## The problem
Copy out each line of the listing that has the word "TELEPHONE" in it.

(Extracted data entries)
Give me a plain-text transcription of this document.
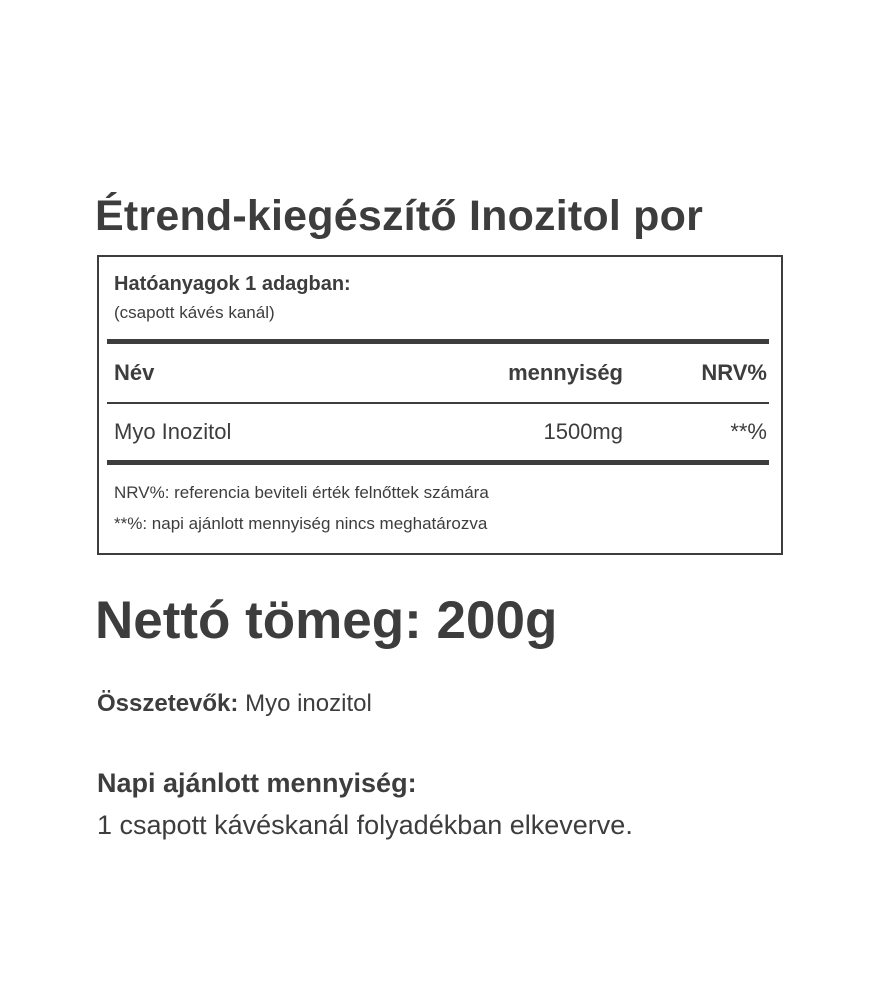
Étrend-kiegészítő Inozitol por
Hatóanyagok 1 adagban:
(csapott kávés kanál)
Név	mennyiség	NRV%
Myo Inozitol	1500mg	**%
NRV%: referencia beviteli érték felnőttek számára
**%: napi ajánlott mennyiség nincs meghatározva
Nettó tömeg: 200g
Összetevők: Myo inozitol
Napi ajánlott mennyiség:
1 csapott kávéskanál folyadékban elkeverve.
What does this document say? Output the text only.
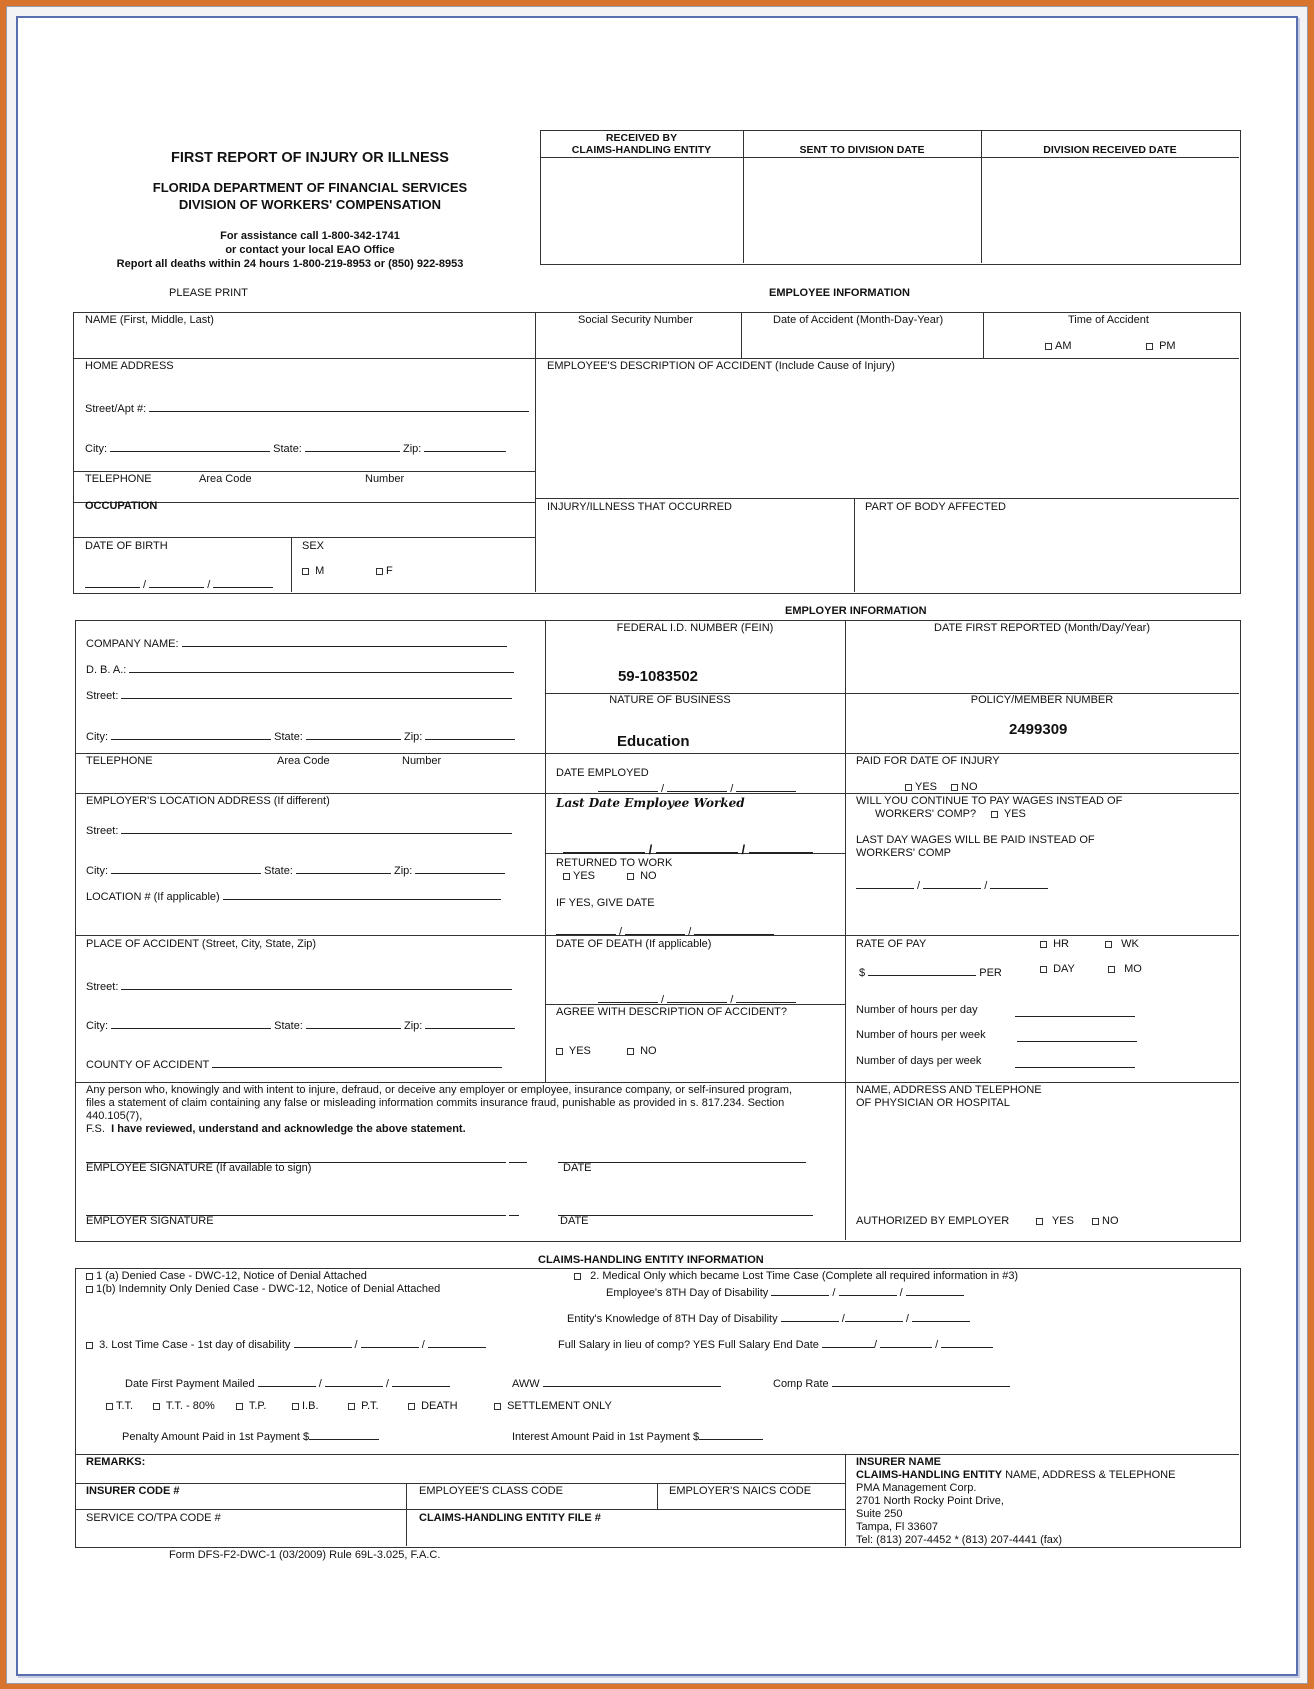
FIRST REPORT OF INJURY OR ILLNESS
FLORIDA DEPARTMENT OF FINANCIAL SERVICES
DIVISION OF WORKERS' COMPENSATION
For assistance call 1-800-342-1741
or contact your local EAO Office
Report all deaths within 24 hours 1-800-219-8953 or (850) 922-8953
RECEIVED BY
CLAIMS-HANDLING ENTITY	SENT TO DIVISION DATE	DIVISION RECEIVED DATE
PLEASE PRINT	EMPLOYEE INFORMATION
NAME (First, Middle, Last)	Social Security Number	Date of Accident (Month-Day-Year)	Time of Accident
AM	PM
HOME ADDRESS
Street/Apt #:
City:	State:	Zip:
TELEPHONE	Area Code	Number
EMPLOYEE'S DESCRIPTION OF ACCIDENT (Include Cause of Injury)
OCCUPATION	INJURY/ILLNESS THAT OCCURRED	PART OF BODY AFFECTED
DATE OF BIRTH
/	/
SEX
M	F
EMPLOYER INFORMATION
COMPANY NAME:
D. B. A.:
Street:
City:	State:	Zip:
FEDERAL I.D. NUMBER (FEIN)
59-1083502
DATE FIRST REPORTED (Month/Day/Year)
NATURE OF BUSINESS
Education
POLICY/MEMBER NUMBER
2499309
TELEPHONE	Area Code	Number
DATE EMPLOYED
/	/
PAID FOR DATE OF INJURY
YES	NO
EMPLOYER'S LOCATION ADDRESS (If different)
Street:
City:	State:	Zip:
LOCATION # (If applicable)
Last Date Employee Worked
/	/
RETURNED TO WORK
YES	NO
IF YES, GIVE DATE
/	/
WILL YOU CONTINUE TO PAY WAGES INSTEAD OF
WORKERS' COMP?	YES
LAST DAY WAGES WILL BE PAID INSTEAD OF
WORKERS' COMP
/	/
PLACE OF ACCIDENT (Street, City, State, Zip)
Street:
City:	State:	Zip:
COUNTY OF ACCIDENT
DATE OF DEATH (If applicable)
/	/
AGREE WITH DESCRIPTION OF ACCIDENT?
YES	NO
RATE OF PAY	HR	WK
$	PER	DAY	MO
Number of hours per day
Number of hours per week
Number of days per week
Any person who, knowingly and with intent to injure, defraud, or deceive any employer or employee, insurance company, or self-insured program,
files a statement of claim containing any false or misleading information commits insurance fraud, punishable as provided in s. 817.234. Section 440.105(7),
F.S. I have reviewed, understand and acknowledge the above statement.

EMPLOYEE SIGNATURE (If available to sign)	DATE

EMPLOYER SIGNATURE	DATE
NAME, ADDRESS AND TELEPHONE
OF PHYSICIAN OR HOSPITAL
AUTHORIZED BY EMPLOYER	YES	NO
CLAIMS-HANDLING ENTITY INFORMATION
1 (a) Denied Case - DWC-12, Notice of Denial Attached
1(b) Indemnity Only Denied Case - DWC-12, Notice of Denial Attached
2. Medical Only which became Lost Time Case (Complete all required information in #3)
Employee's 8TH Day of Disability	/	/
Entity's Knowledge of 8TH Day of Disability	/	/
3. Lost Time Case - 1st day of disability	/	/	Full Salary in lieu of comp? YES Full Salary End Date	/	/
Date First Payment Mailed	/	/	AWW	Comp Rate
T.T.	T.T. - 80%	T.P.	I.B.	P.T.	DEATH	SETTLEMENT ONLY
Penalty Amount Paid in 1st Payment $	Interest Amount Paid in 1st Payment $
REMARKS:
INSURER CODE #	EMPLOYEE'S CLASS CODE	EMPLOYER'S NAICS CODE
SERVICE CO/TPA CODE #	CLAIMS-HANDLING ENTITY FILE #
INSURER NAME
CLAIMS-HANDLING ENTITY NAME, ADDRESS & TELEPHONE
PMA Management Corp.
2701 North Rocky Point Drive,
Suite 250
Tampa, Fl 33607
Tel: (813) 207-4452 * (813) 207-4441 (fax)
Form DFS-F2-DWC-1 (03/2009) Rule 69L-3.025, F.A.C.
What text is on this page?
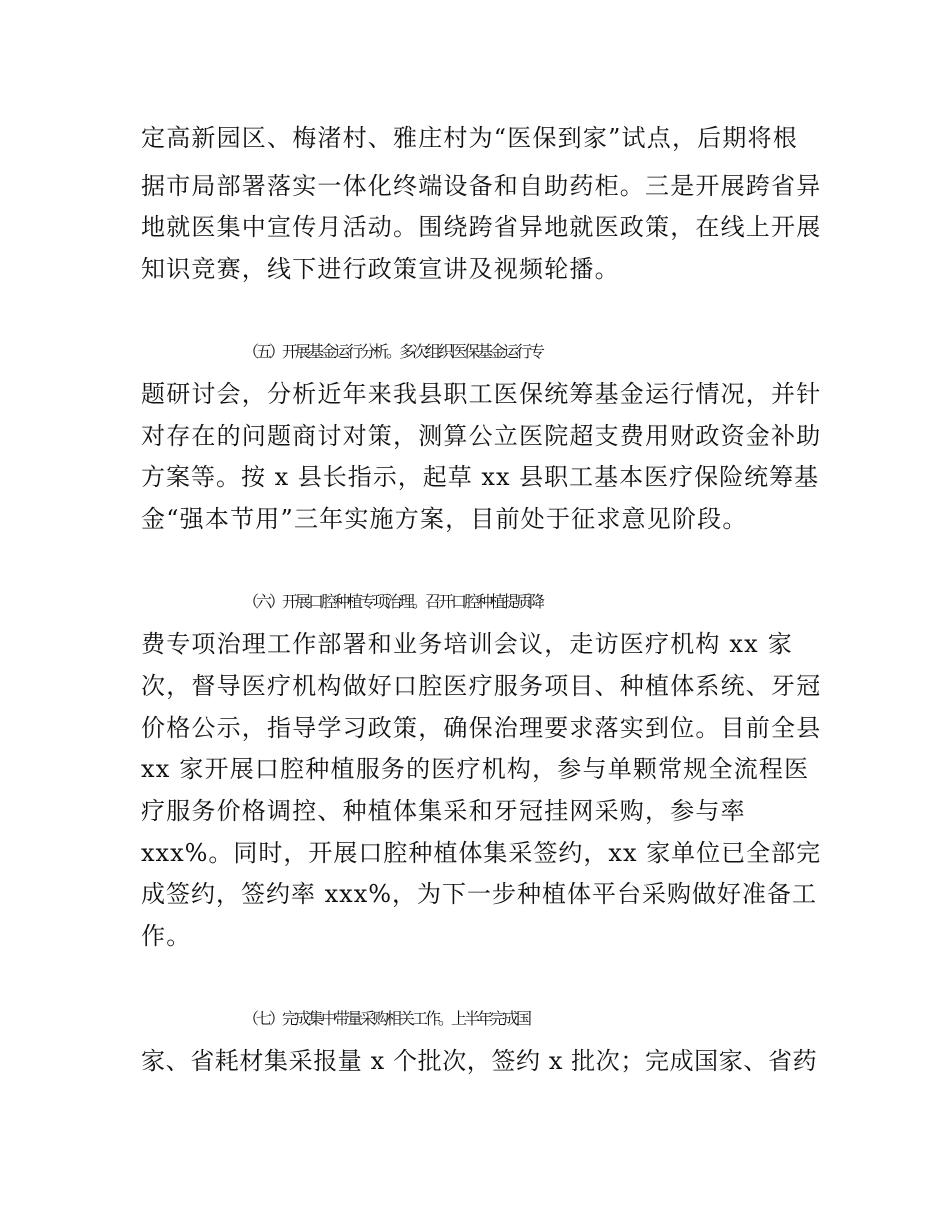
定高新园区、梅渚村、雅庄村为“医保到家”试点，后期将根
据市局部署落实一体化终端设备和自助药柜。三是开展跨省异
地就医集中宣传月活动。围绕跨省异地就医政策，在线上开展
知识竞赛，线下进行政策宣讲及视频轮播。
（五）开展基金运行分析。多次组织医保基金运行专
题研讨会，分析近年来我县职工医保统筹基金运行情况，并针
对存在的问题商讨对策，测算公立医院超支费用财政资金补助
方案等。按 x 县长指示，起草 xx 县职工基本医疗保险统筹基
金“强本节用”三年实施方案，目前处于征求意见阶段。
（六）开展口腔种植专项治理。召开口腔种植提质降
费专项治理工作部署和业务培训会议，走访医疗机构 xx 家
次，督导医疗机构做好口腔医疗服务项目、种植体系统、牙冠
价格公示，指导学习政策，确保治理要求落实到位。目前全县
xx 家开展口腔种植服务的医疗机构，参与单颗常规全流程医
疗服务价格调控、种植体集采和牙冠挂网采购，参与率
xxx%。同时，开展口腔种植体集采签约，xx 家单位已全部完
成签约，签约率 xxx%，为下一步种植体平台采购做好准备工
作。
（七）完成集中带量采购相关工作。上半年完成国
家、省耗材集采报量 x 个批次，签约 x 批次；完成国家、省药
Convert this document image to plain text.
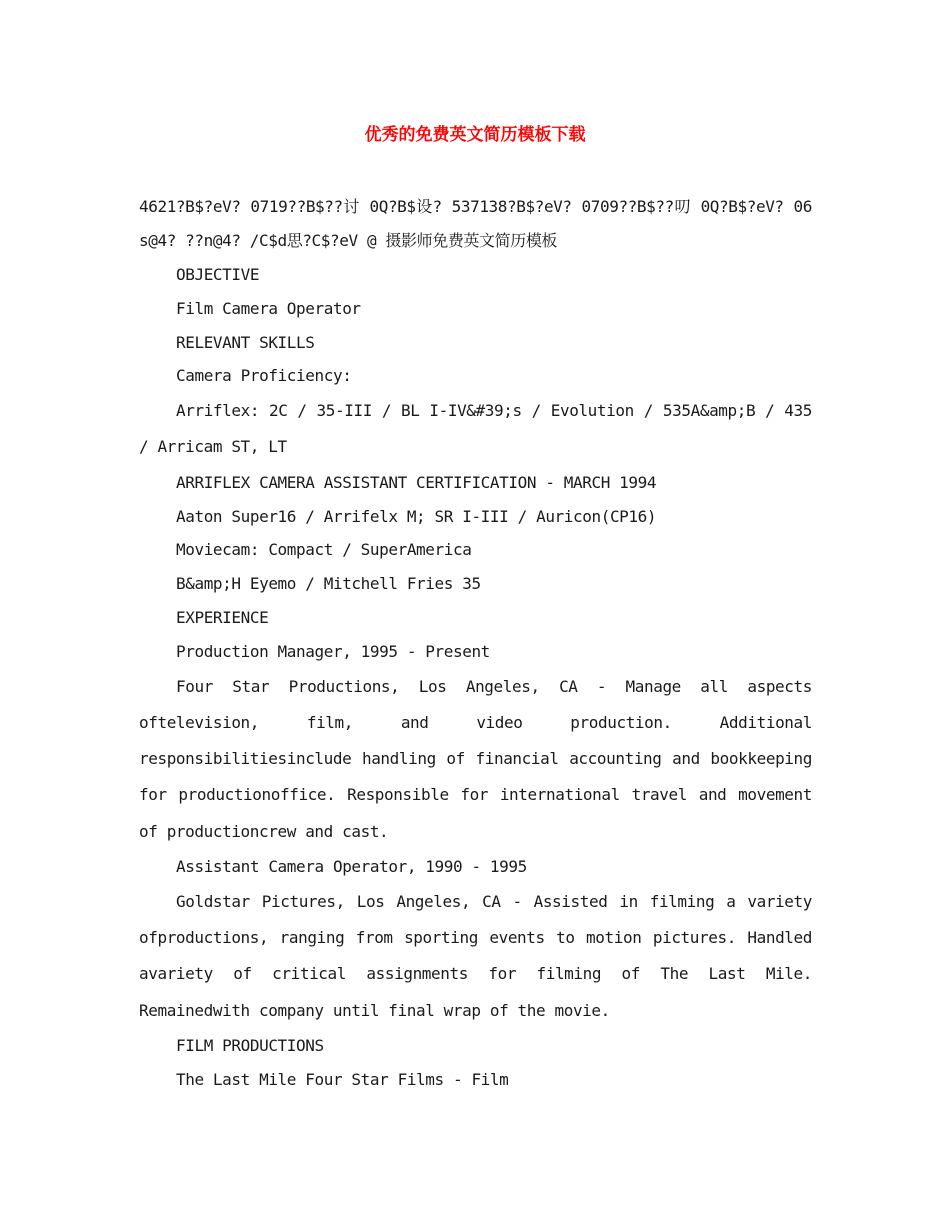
优秀的免费英文简历模板下载

4621?B$?eV? 0719??B$??讨 0Q?B$设? 537138?B$?eV? 0709??B$??叨 0Q?B$?eV? 06s@4? ??n@4? /C$d思?C$?eV @ 摄影师免费英文简历模板

OBJECTIVE

Film Camera Operator

RELEVANT SKILLS

Camera Proficiency:

Arriflex: 2C / 35-III / BL I-IV&#39;s / Evolution / 535A&amp;B / 435 / Arricam ST, LT

ARRIFLEX CAMERA ASSISTANT CERTIFICATION - MARCH 1994

Aaton Super16 / Arrifelx M; SR I-III / Auricon(CP16)

Moviecam: Compact / SuperAmerica

B&amp;H Eyemo / Mitchell Fries 35

EXPERIENCE

Production Manager, 1995 - Present

Four Star Productions, Los Angeles, CA - Manage all aspects oftelevision, film, and video production. Additional responsibilitiesinclude handling of financial accounting and bookkeeping for productionoffice. Responsible for international travel and movement of productioncrew and cast.

Assistant Camera Operator, 1990 - 1995

Goldstar Pictures, Los Angeles, CA - Assisted in filming a variety ofproductions, ranging from sporting events to motion pictures. Handled avariety of critical assignments for filming of The Last Mile. Remainedwith company until final wrap of the movie.

FILM PRODUCTIONS

The Last Mile Four Star Films - Film
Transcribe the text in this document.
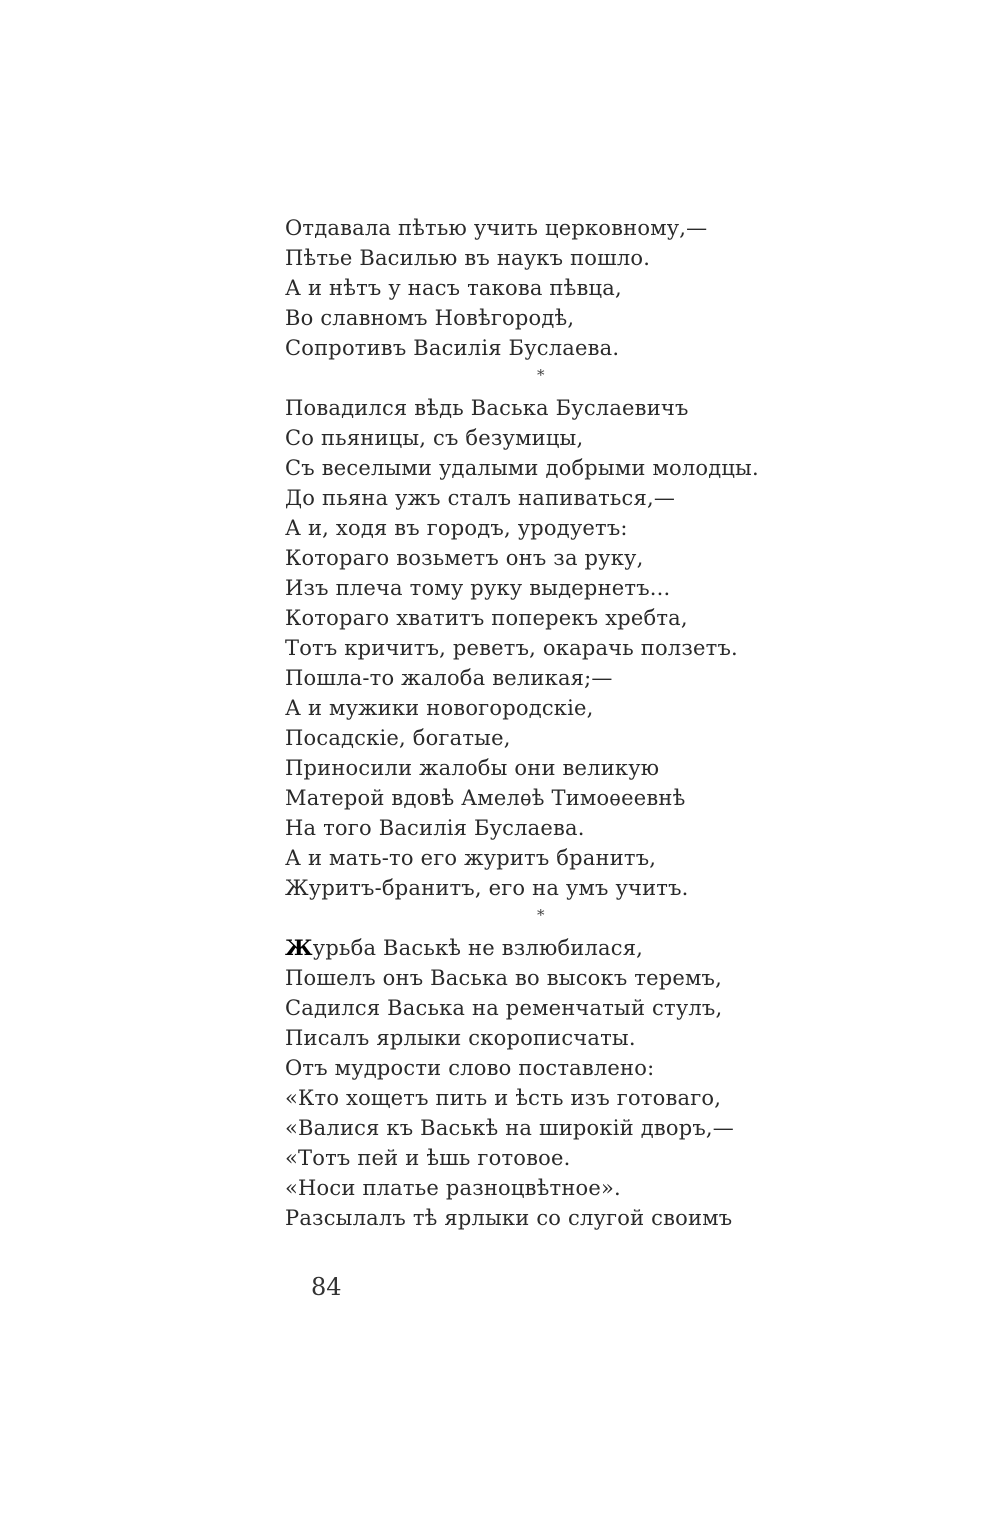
Отдавала пѣтью учить церковному,—
Пѣтье Василью въ наукъ пошло.
А и нѣтъ у насъ такова пѣвца,
Во славномъ Новѣгородѣ,
Сопротивъ Василія Буслаева.
*
Повадился вѣдь Васька Буслаевичъ
Со пьяницы, съ безумицы,
Съ веселыми удалыми добрыми молодцы.
До пьяна ужъ сталъ напиваться,—
А и, ходя въ городъ, уродуетъ:
Котораго возьметъ онъ за руку,
Изъ плеча тому руку выдернетъ...
Котораго хватитъ поперекъ хребта,
Тотъ кричитъ, реветъ, окарачь ползетъ.
Пошла-то жалоба великая;—
А и мужики новогородскіе,
Посадскіе, богатые,
Приносили жалобы они великую
Матерой вдовѣ Амелѳѣ Тимоѳеевнѣ
На того Василія Буслаева.
А и мать-то его журитъ бранитъ,
Журитъ-бранитъ, его на умъ учитъ.
*
Журьба Васькѣ не взлюбилася,
Пошелъ онъ Васька во высокъ теремъ,
Садился Васька на ременчатый стулъ,
Писалъ ярлыки скорописчаты.
Отъ мудрости слово поставлено:
«Кто хощетъ пить и ѣсть изъ готоваго,
«Валися къ Васькѣ на широкій дворъ,—
«Тотъ пей и ѣшь готовое.
«Носи платье разноцвѣтное».
Разсылалъ тѣ ярлыки со слугой своимъ
84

## Exercise answer
TELEPHONE	Area Code	Number
TELEPHONE	Area Code	Number
NAME, ADDRESS AND TELEPHONE
CLAIMS-HANDLING ENTITY NAME, ADDRESS & TELEPHONE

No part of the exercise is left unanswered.